--- Begin ---
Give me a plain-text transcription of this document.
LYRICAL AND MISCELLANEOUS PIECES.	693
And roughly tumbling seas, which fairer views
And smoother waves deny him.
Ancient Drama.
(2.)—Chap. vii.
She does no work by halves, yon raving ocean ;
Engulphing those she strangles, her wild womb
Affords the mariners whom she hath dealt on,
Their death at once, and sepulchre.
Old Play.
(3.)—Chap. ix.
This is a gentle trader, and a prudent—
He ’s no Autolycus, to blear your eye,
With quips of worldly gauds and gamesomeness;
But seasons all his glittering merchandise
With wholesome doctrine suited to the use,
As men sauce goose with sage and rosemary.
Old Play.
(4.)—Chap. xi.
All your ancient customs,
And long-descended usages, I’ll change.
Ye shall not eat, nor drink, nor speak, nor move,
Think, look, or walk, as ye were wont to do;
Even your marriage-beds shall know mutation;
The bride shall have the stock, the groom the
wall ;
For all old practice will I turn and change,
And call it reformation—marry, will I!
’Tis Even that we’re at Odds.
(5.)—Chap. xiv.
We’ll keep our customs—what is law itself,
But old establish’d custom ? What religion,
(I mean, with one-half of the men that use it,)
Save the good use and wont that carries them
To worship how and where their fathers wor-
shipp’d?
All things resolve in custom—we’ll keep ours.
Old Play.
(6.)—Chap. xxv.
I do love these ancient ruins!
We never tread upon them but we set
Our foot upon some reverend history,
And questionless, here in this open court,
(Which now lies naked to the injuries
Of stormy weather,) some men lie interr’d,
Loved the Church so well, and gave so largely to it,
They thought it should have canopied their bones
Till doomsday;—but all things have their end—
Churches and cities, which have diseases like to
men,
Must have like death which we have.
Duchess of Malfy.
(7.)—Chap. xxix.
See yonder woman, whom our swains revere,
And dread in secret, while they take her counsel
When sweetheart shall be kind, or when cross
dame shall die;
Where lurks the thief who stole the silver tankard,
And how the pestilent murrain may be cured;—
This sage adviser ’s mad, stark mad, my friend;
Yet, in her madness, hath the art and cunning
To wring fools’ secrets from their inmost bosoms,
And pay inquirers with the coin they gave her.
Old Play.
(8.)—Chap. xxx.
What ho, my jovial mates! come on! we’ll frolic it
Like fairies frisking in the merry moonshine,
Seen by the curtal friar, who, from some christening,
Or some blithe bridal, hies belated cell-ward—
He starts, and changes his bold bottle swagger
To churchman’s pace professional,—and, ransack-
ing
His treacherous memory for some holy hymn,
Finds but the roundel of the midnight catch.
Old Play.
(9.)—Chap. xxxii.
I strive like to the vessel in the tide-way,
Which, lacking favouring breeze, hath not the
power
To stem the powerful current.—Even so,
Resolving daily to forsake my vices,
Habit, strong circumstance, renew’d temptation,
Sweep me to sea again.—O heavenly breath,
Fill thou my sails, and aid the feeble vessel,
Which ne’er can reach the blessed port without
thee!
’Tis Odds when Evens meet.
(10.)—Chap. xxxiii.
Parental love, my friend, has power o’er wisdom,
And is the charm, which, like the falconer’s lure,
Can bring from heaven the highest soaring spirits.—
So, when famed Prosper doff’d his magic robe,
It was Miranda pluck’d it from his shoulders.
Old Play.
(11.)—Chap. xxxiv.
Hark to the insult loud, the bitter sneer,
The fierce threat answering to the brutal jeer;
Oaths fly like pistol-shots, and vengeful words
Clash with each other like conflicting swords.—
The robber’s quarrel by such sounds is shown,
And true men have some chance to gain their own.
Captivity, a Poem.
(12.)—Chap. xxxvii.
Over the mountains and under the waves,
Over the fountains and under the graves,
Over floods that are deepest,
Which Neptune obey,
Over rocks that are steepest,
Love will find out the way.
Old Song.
--- End ---
Copy out every line of the data above, exactly as given.

> **CORRECT RESULT**:
Give me a plain-text transcription of this document.
LYRICAL AND MISCELLANEOUS PIECES.	693
And roughly tumbling seas, which fairer views
And smoother waves deny him.
Ancient Drama.
(2.)—Chap. vii.
She does no work by halves, yon raving ocean ;
Engulphing those she strangles, her wild womb
Affords the mariners whom she hath dealt on,
Their death at once, and sepulchre.
Old Play.
(3.)—Chap. ix.
This is a gentle trader, and a prudent—
He ’s no Autolycus, to blear your eye,
With quips of worldly gauds and gamesomeness;
But seasons all his glittering merchandise
With wholesome doctrine suited to the use,
As men sauce goose with sage and rosemary.
Old Play.
(4.)—Chap. xi.
All your ancient customs,
And long-descended usages, I’ll change.
Ye shall not eat, nor drink, nor speak, nor move,
Think, look, or walk, as ye were wont to do;
Even your marriage-beds shall know mutation;
The bride shall have the stock, the groom the
wall ;
For all old practice will I turn and change,
And call it reformation—marry, will I!
’Tis Even that we’re at Odds.
(5.)—Chap. xiv.
We’ll keep our customs—what is law itself,
But old establish’d custom ? What religion,
(I mean, with one-half of the men that use it,)
Save the good use and wont that carries them
To worship how and where their fathers wor-
shipp’d?
All things resolve in custom—we’ll keep ours.
Old Play.
(6.)—Chap. xxv.
I do love these ancient ruins!
We never tread upon them but we set
Our foot upon some reverend history,
And questionless, here in this open court,
(Which now lies naked to the injuries
Of stormy weather,) some men lie interr’d,
Loved the Church so well, and gave so largely to it,
They thought it should have canopied their bones
Till doomsday;—but all things have their end—
Churches and cities, which have diseases like to
men,
Must have like death which we have.
Duchess of Malfy.
(7.)—Chap. xxix.
See yonder woman, whom our swains revere,
And dread in secret, while they take her counsel
When sweetheart shall be kind, or when cross
dame shall die;
Where lurks the thief who stole the silver tankard,
And how the pestilent murrain may be cured;—
This sage adviser ’s mad, stark mad, my friend;
Yet, in her madness, hath the art and cunning
To wring fools’ secrets from their inmost bosoms,
And pay inquirers with the coin they gave her.
Old Play.
(8.)—Chap. xxx.
What ho, my jovial mates! come on! we’ll frolic it
Like fairies frisking in the merry moonshine,
Seen by the curtal friar, who, from some christening,
Or some blithe bridal, hies belated cell-ward—
He starts, and changes his bold bottle swagger
To churchman’s pace professional,—and, ransack-
ing
His treacherous memory for some holy hymn,
Finds but the roundel of the midnight catch.
Old Play.
(9.)—Chap. xxxii.
I strive like to the vessel in the tide-way,
Which, lacking favouring breeze, hath not the
power
To stem the powerful current.—Even so,
Resolving daily to forsake my vices,
Habit, strong circumstance, renew’d temptation,
Sweep me to sea again.—O heavenly breath,
Fill thou my sails, and aid the feeble vessel,
Which ne’er can reach the blessed port without
thee!
’Tis Odds when Evens meet.
(10.)—Chap. xxxiii.
Parental love, my friend, has power o’er wisdom,
And is the charm, which, like the falconer’s lure,
Can bring from heaven the highest soaring spirits.—
So, when famed Prosper doff’d his magic robe,
It was Miranda pluck’d it from his shoulders.
Old Play.
(11.)—Chap. xxxiv.
Hark to the insult loud, the bitter sneer,
The fierce threat answering to the brutal jeer;
Oaths fly like pistol-shots, and vengeful words
Clash with each other like conflicting swords.—
The robber’s quarrel by such sounds is shown,
And true men have some chance to gain their own.
Captivity, a Poem.
(12.)—Chap. xxxvii.
Over the mountains and under the waves,
Over the fountains and under the graves,
Over floods that are deepest,
Which Neptune obey,
Over rocks that are steepest,
Love will find out the way.
Old Song.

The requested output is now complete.